## Provided information
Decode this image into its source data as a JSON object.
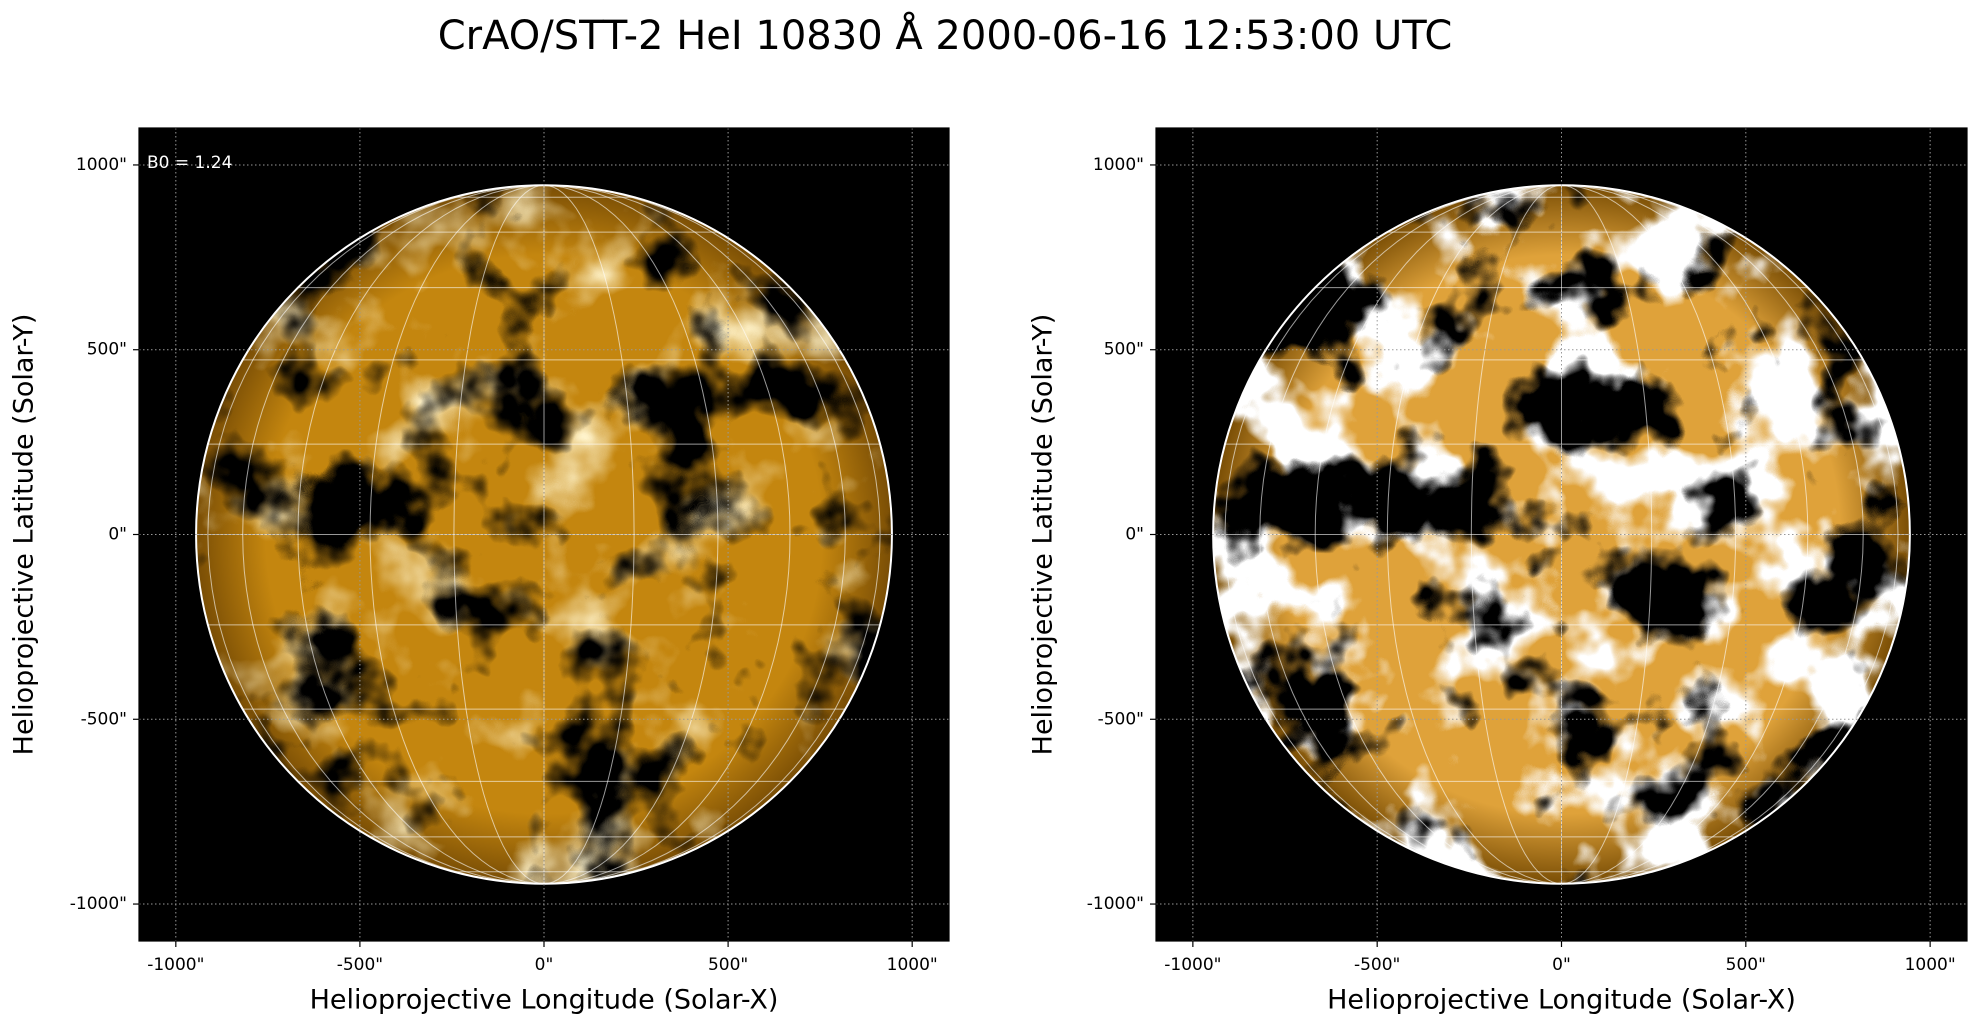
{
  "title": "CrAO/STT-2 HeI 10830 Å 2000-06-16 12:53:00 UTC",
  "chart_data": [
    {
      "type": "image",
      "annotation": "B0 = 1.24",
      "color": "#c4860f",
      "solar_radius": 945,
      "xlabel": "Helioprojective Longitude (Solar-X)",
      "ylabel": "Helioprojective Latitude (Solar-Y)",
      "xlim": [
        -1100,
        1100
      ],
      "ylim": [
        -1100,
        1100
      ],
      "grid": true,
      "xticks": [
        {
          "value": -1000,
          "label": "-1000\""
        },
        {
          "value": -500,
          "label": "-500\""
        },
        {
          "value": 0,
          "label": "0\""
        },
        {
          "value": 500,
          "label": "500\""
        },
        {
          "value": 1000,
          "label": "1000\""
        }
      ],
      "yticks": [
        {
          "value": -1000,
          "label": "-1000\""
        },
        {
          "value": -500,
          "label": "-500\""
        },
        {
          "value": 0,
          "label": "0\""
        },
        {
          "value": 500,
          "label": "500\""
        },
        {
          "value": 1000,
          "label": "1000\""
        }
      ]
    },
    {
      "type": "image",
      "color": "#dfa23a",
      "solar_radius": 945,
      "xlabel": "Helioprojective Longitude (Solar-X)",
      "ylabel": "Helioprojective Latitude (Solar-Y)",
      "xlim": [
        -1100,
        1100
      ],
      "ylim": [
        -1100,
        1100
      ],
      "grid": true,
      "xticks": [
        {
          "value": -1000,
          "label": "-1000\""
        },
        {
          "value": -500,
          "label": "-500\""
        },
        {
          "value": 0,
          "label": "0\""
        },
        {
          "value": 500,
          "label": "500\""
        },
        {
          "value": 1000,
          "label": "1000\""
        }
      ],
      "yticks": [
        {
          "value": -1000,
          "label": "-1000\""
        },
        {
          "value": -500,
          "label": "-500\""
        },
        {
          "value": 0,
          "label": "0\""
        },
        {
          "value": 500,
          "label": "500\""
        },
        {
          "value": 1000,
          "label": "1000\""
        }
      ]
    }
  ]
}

## What to do
Take the data above and repeat it exactly, leaving each picture out.

## Exercise output
Decode this image into its source data as a JSON object.
{
  "title": "CrAO/STT-2 HeI 10830 Å 2000-06-16 12:53:00 UTC",
  "chart_data": [
    {
      "type": "image",
      "annotation": "B0 = 1.24",
      "color": "#c4860f",
      "solar_radius": 945,
      "xlabel": "Helioprojective Longitude (Solar-X)",
      "ylabel": "Helioprojective Latitude (Solar-Y)",
      "xlim": [
        -1100,
        1100
      ],
      "ylim": [
        -1100,
        1100
      ],
      "grid": true,
      "xticks": [
        {
          "value": -1000,
          "label": "-1000\""
        },
        {
          "value": -500,
          "label": "-500\""
        },
        {
          "value": 0,
          "label": "0\""
        },
        {
          "value": 500,
          "label": "500\""
        },
        {
          "value": 1000,
          "label": "1000\""
        }
      ],
      "yticks": [
        {
          "value": -1000,
          "label": "-1000\""
        },
        {
          "value": -500,
          "label": "-500\""
        },
        {
          "value": 0,
          "label": "0\""
        },
        {
          "value": 500,
          "label": "500\""
        },
        {
          "value": 1000,
          "label": "1000\""
        }
      ]
    },
    {
      "type": "image",
      "color": "#dfa23a",
      "solar_radius": 945,
      "xlabel": "Helioprojective Longitude (Solar-X)",
      "ylabel": "Helioprojective Latitude (Solar-Y)",
      "xlim": [
        -1100,
        1100
      ],
      "ylim": [
        -1100,
        1100
      ],
      "grid": true,
      "xticks": [
        {
          "value": -1000,
          "label": "-1000\""
        },
        {
          "value": -500,
          "label": "-500\""
        },
        {
          "value": 0,
          "label": "0\""
        },
        {
          "value": 500,
          "label": "500\""
        },
        {
          "value": 1000,
          "label": "1000\""
        }
      ],
      "yticks": [
        {
          "value": -1000,
          "label": "-1000\""
        },
        {
          "value": -500,
          "label": "-500\""
        },
        {
          "value": 0,
          "label": "0\""
        },
        {
          "value": 500,
          "label": "500\""
        },
        {
          "value": 1000,
          "label": "1000\""
        }
      ]
    }
  ]
}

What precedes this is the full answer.